Your task is to copy each line that has the word "Hispanic".

------------------------------------

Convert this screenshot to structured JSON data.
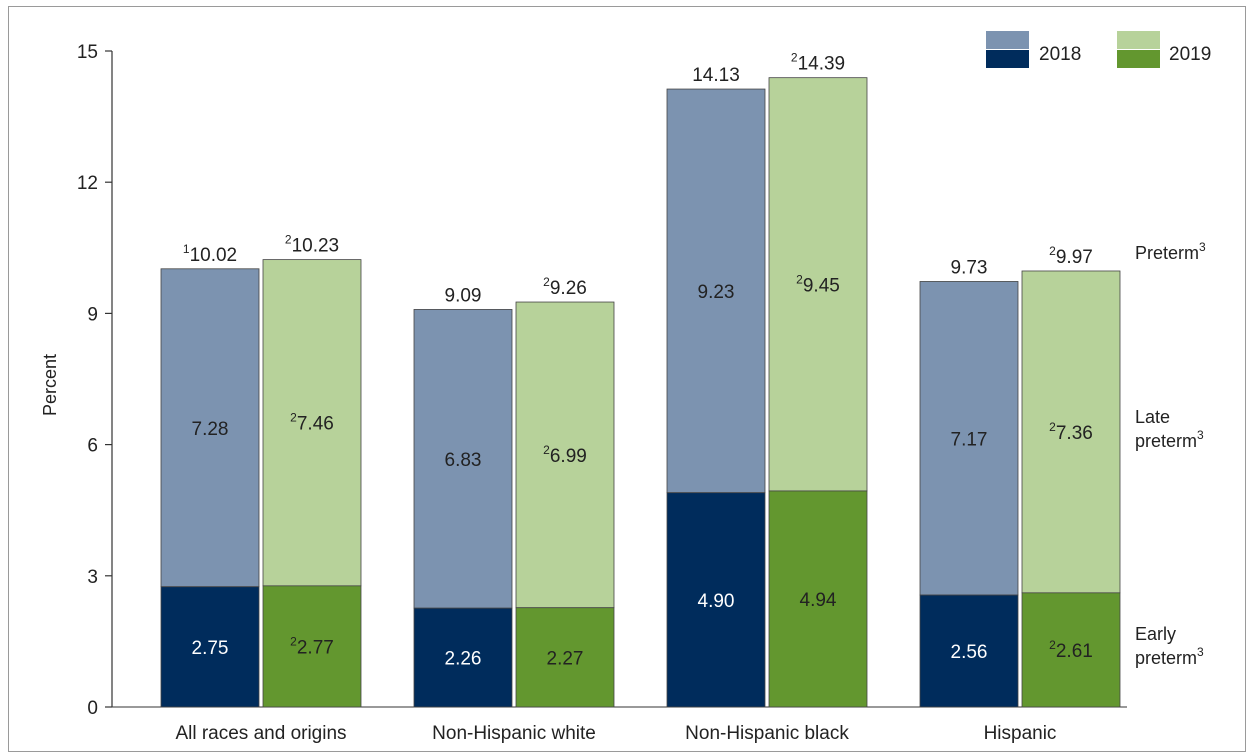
{
  "chart_data": {
    "type": "bar",
    "stacked": true,
    "ylabel": "Percent",
    "ylim": [
      0,
      15
    ],
    "yticks": [
      0,
      3,
      6,
      9,
      12,
      15
    ],
    "categories": [
      "All races and origins",
      "Non-Hispanic white",
      "Non-Hispanic black",
      "Hispanic"
    ],
    "series": [
      {
        "name": "2018",
        "colors": {
          "early": "#002c5c",
          "late": "#7c93b0"
        },
        "early": [
          2.75,
          2.26,
          4.9,
          2.56
        ],
        "late": [
          7.28,
          6.83,
          9.23,
          7.17
        ],
        "total": [
          10.02,
          9.09,
          14.13,
          9.73
        ],
        "early_labels": [
          "2.75",
          "2.26",
          "4.90",
          "2.56"
        ],
        "late_labels": [
          "7.28",
          "6.83",
          "9.23",
          "7.17"
        ],
        "total_labels": [
          "10.02",
          "9.09",
          "14.13",
          "9.73"
        ],
        "early_sup": [
          "",
          "",
          "",
          ""
        ],
        "late_sup": [
          "",
          "",
          "",
          ""
        ],
        "total_sup": [
          "1",
          "",
          "",
          ""
        ]
      },
      {
        "name": "2019",
        "colors": {
          "early": "#63972f",
          "late": "#b7d29a"
        },
        "early": [
          2.77,
          2.27,
          4.94,
          2.61
        ],
        "late": [
          7.46,
          6.99,
          9.45,
          7.36
        ],
        "total": [
          10.23,
          9.26,
          14.39,
          9.97
        ],
        "early_labels": [
          "2.77",
          "2.27",
          "4.94",
          "2.61"
        ],
        "late_labels": [
          "7.46",
          "6.99",
          "9.45",
          "7.36"
        ],
        "total_labels": [
          "10.23",
          "9.26",
          "14.39",
          "9.97"
        ],
        "early_sup": [
          "2",
          "",
          "",
          "2"
        ],
        "late_sup": [
          "2",
          "2",
          "2",
          "2"
        ],
        "total_sup": [
          "2",
          "2",
          "2",
          "2"
        ]
      }
    ],
    "side_labels": {
      "preterm": {
        "text": "Preterm",
        "sup": "3"
      },
      "late": {
        "line1": "Late",
        "line2": "preterm",
        "sup": "3"
      },
      "early": {
        "line1": "Early",
        "line2": "preterm",
        "sup": "3"
      }
    },
    "legend": {
      "position": "top-right",
      "items": [
        "2018",
        "2019"
      ]
    }
  }
}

------------------------------------

Right answer:
      "Non-Hispanic white",
      "Non-Hispanic black",
      "Hispanic"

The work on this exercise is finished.